■ Required work:
Extract every line that contains the string "this".

■ Information shown:
· · ·

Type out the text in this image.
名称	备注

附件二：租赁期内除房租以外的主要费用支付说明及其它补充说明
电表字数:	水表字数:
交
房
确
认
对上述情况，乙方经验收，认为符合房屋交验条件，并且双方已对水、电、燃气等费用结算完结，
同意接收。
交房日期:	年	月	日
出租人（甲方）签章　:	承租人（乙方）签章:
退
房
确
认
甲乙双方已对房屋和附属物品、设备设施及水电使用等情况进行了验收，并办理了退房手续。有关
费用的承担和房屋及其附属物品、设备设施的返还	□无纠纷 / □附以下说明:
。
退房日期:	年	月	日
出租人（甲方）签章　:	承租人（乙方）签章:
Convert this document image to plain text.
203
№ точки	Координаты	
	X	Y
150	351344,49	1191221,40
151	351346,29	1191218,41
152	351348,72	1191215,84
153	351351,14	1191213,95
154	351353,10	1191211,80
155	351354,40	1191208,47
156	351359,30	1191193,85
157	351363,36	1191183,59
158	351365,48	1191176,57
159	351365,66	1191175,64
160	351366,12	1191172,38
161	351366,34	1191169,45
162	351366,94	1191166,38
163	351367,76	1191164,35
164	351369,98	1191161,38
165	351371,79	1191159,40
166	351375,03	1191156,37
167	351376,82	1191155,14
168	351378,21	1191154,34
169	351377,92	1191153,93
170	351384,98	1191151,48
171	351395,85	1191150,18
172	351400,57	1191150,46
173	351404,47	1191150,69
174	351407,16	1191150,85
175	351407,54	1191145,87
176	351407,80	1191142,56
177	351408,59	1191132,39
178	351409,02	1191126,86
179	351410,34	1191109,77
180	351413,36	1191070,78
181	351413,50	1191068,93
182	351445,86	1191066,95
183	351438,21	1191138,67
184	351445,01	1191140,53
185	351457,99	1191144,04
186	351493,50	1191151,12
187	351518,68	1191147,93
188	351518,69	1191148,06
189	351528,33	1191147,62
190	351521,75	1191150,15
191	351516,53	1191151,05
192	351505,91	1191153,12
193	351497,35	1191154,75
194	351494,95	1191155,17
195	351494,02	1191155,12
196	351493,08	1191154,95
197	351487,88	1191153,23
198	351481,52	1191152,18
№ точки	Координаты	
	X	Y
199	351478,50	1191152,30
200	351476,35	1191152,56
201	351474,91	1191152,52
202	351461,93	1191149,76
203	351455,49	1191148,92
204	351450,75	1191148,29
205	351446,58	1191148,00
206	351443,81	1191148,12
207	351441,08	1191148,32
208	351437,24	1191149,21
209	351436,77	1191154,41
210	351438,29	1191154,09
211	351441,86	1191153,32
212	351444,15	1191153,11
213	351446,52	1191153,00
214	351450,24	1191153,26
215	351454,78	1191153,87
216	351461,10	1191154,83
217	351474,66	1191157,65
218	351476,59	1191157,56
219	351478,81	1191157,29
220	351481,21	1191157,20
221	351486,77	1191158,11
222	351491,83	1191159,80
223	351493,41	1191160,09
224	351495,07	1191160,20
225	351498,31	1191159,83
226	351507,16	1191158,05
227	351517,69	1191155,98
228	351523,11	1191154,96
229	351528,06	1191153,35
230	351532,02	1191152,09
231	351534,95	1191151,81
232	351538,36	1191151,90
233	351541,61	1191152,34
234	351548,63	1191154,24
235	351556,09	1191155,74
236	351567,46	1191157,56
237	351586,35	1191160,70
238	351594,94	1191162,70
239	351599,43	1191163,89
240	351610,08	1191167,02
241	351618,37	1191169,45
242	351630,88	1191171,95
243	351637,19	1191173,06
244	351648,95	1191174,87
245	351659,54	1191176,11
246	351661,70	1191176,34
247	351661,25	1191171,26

· · ·

■ The answer:
Type out the text in this image.
Convert this document image to plain text.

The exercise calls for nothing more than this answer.